Items from a data source:
/---

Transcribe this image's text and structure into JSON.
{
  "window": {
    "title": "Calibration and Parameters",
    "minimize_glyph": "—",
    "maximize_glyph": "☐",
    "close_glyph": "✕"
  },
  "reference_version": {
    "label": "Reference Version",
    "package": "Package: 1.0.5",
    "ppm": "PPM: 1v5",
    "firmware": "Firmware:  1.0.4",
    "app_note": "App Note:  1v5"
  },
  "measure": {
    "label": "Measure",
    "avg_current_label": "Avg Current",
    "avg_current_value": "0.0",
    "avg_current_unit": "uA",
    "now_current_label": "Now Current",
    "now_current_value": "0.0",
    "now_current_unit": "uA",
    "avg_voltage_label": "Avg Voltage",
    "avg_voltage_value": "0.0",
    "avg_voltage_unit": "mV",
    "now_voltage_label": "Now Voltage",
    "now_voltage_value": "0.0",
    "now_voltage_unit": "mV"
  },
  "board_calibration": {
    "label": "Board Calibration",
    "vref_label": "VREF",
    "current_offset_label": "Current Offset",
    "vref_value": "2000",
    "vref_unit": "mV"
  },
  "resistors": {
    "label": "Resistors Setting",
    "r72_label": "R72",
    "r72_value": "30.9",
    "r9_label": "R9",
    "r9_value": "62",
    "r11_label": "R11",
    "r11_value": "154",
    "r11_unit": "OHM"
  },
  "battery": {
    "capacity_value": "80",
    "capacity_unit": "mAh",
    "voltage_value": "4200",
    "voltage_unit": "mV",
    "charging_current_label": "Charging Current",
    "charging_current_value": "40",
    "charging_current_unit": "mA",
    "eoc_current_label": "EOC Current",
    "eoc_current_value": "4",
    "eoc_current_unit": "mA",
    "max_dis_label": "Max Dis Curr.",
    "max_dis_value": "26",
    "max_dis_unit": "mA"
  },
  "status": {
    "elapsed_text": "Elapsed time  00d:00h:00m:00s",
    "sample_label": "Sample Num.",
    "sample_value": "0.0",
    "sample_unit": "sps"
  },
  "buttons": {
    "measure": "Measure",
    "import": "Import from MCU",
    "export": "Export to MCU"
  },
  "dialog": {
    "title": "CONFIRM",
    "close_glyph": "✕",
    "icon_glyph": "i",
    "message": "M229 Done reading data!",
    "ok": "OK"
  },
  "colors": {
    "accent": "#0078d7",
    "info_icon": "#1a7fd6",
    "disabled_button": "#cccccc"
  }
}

\---

--- What you have to do ---
Repeat the records above exactly as they appear.

--- Response for this exercise ---
Transcribe this image's text and structure into JSON.
{
  "window": {
    "title": "Calibration and Parameters",
    "minimize_glyph": "—",
    "maximize_glyph": "☐",
    "close_glyph": "✕"
  },
  "reference_version": {
    "label": "Reference Version",
    "package": "Package: 1.0.5",
    "ppm": "PPM: 1v5",
    "firmware": "Firmware:  1.0.4",
    "app_note": "App Note:  1v5"
  },
  "measure": {
    "label": "Measure",
    "avg_current_label": "Avg Current",
    "avg_current_value": "0.0",
    "avg_current_unit": "uA",
    "now_current_label": "Now Current",
    "now_current_value": "0.0",
    "now_current_unit": "uA",
    "avg_voltage_label": "Avg Voltage",
    "avg_voltage_value": "0.0",
    "avg_voltage_unit": "mV",
    "now_voltage_label": "Now Voltage",
    "now_voltage_value": "0.0",
    "now_voltage_unit": "mV"
  },
  "board_calibration": {
    "label": "Board Calibration",
    "vref_label": "VREF",
    "current_offset_label": "Current Offset",
    "vref_value": "2000",
    "vref_unit": "mV"
  },
  "resistors": {
    "label": "Resistors Setting",
    "r72_label": "R72",
    "r72_value": "30.9",
    "r9_label": "R9",
    "r9_value": "62",
    "r11_label": "R11",
    "r11_value": "154",
    "r11_unit": "OHM"
  },
  "battery": {
    "capacity_value": "80",
    "capacity_unit": "mAh",
    "voltage_value": "4200",
    "voltage_unit": "mV",
    "charging_current_label": "Charging Current",
    "charging_current_value": "40",
    "charging_current_unit": "mA",
    "eoc_current_label": "EOC Current",
    "eoc_current_value": "4",
    "eoc_current_unit": "mA",
    "max_dis_label": "Max Dis Curr.",
    "max_dis_value": "26",
    "max_dis_unit": "mA"
  },
  "status": {
    "elapsed_text": "Elapsed time  00d:00h:00m:00s",
    "sample_label": "Sample Num.",
    "sample_value": "0.0",
    "sample_unit": "sps"
  },
  "buttons": {
    "measure": "Measure",
    "import": "Import from MCU",
    "export": "Export to MCU"
  },
  "dialog": {
    "title": "CONFIRM",
    "close_glyph": "✕",
    "icon_glyph": "i",
    "message": "M229 Done reading data!",
    "ok": "OK"
  },
  "colors": {
    "accent": "#0078d7",
    "info_icon": "#1a7fd6",
    "disabled_button": "#cccccc"
  }
}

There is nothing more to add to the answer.